→ Problem statement:
Update the part of the skew-correction thread that opens with "Skew correction is" and closes with "with this problem?", writing it out again with "houghLinesP()" changed to "HoughLines()".

→ Document text:
#####

Skew correction is common with OCR and my skew correction code using houghLinesP() and finding the angle of skewed image is working fine. What I wanted to ask was how do you deal with an image skewed 90 degrees? As the angle would probably be 0 degrees and tesseract wont extract any text.
So how to deal with this problem?
You can use osd
function of tesseract
for skew correction. Even though for normal images skew correction using traditional image processing may work, but for scanned and low-quality images, traditional approaches might fail. So better to go with osd functionality provided by tesseract
import pytesseract
import cv2
import numpy as np
###function to rotate image
def rotate_bound(image, angle):
"""Rotate image with the given angle
:param type image: input image
:param type angle: Angle to be rotated
:return: rotated image
:rtype: numpy.ndarray
"""
(h, w) = image.shape[:2]
### centroid
(cX, cY) = (w // 2, h // 2)
### creating rotation matrix
M = cv2.getRotationMatrix2D((cX, cY), -angle, 1.0)

#####

→ Extracted entries:
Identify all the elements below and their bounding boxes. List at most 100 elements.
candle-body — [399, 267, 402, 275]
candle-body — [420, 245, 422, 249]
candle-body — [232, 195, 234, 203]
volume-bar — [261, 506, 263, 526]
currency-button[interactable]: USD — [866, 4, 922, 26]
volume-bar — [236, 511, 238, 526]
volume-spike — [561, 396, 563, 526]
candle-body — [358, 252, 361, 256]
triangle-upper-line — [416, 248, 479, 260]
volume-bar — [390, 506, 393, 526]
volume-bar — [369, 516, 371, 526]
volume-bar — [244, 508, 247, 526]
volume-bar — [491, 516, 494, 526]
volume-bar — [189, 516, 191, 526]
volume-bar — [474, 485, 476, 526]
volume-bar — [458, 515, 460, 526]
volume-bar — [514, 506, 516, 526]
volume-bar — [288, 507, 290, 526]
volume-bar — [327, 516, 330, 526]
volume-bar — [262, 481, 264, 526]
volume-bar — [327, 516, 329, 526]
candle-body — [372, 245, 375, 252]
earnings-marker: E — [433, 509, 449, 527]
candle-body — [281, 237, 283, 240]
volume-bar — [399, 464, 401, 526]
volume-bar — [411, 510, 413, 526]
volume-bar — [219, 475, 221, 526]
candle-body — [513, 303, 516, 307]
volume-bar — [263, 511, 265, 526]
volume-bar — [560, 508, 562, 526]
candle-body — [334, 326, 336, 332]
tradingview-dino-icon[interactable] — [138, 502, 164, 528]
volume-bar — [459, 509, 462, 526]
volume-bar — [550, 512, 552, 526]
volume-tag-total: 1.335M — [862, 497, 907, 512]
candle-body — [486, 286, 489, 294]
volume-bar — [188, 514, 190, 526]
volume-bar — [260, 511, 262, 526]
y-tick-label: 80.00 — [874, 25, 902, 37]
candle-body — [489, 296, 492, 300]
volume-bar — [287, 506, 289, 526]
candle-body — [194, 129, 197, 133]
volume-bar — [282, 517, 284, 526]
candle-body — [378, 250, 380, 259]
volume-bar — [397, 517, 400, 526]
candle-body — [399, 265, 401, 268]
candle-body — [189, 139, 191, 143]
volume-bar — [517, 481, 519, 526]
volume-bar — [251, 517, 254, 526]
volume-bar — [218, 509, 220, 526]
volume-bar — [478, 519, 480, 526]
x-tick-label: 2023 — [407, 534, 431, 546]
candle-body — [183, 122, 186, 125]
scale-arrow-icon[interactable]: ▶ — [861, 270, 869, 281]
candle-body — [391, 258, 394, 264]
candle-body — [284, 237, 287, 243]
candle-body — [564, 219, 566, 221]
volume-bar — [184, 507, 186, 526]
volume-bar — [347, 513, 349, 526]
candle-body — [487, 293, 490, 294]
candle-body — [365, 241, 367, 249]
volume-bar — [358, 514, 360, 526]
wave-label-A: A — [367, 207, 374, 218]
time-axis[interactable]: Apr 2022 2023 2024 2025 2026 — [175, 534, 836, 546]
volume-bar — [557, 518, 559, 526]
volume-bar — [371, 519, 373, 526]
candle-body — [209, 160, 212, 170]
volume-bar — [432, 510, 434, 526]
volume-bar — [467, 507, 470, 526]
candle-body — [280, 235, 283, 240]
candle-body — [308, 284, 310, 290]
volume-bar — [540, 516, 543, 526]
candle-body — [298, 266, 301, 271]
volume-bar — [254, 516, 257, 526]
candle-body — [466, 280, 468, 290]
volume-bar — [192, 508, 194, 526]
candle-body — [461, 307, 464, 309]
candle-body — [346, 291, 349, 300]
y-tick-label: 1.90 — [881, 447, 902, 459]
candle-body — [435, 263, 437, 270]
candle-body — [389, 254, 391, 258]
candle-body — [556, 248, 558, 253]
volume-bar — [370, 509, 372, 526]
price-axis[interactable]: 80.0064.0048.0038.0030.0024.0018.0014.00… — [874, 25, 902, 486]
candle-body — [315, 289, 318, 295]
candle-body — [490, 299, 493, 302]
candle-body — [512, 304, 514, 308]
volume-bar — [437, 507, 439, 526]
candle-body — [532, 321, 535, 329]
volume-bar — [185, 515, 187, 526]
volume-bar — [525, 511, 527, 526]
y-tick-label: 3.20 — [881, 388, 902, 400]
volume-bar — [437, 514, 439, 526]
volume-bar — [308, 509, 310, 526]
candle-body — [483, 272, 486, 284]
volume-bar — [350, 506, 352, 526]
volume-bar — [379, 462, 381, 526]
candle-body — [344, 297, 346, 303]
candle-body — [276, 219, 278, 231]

#####

→ Solution to this problem:
Skew correction is common with OCR and my skew correction code using HoughLines() and finding the angle of skewed image is working fine. What I wanted to ask was how do you deal with an image skewed 90 degrees? As the angle would probably be 0 degrees and tesseract wont extract any text.
So how to deal with this problem?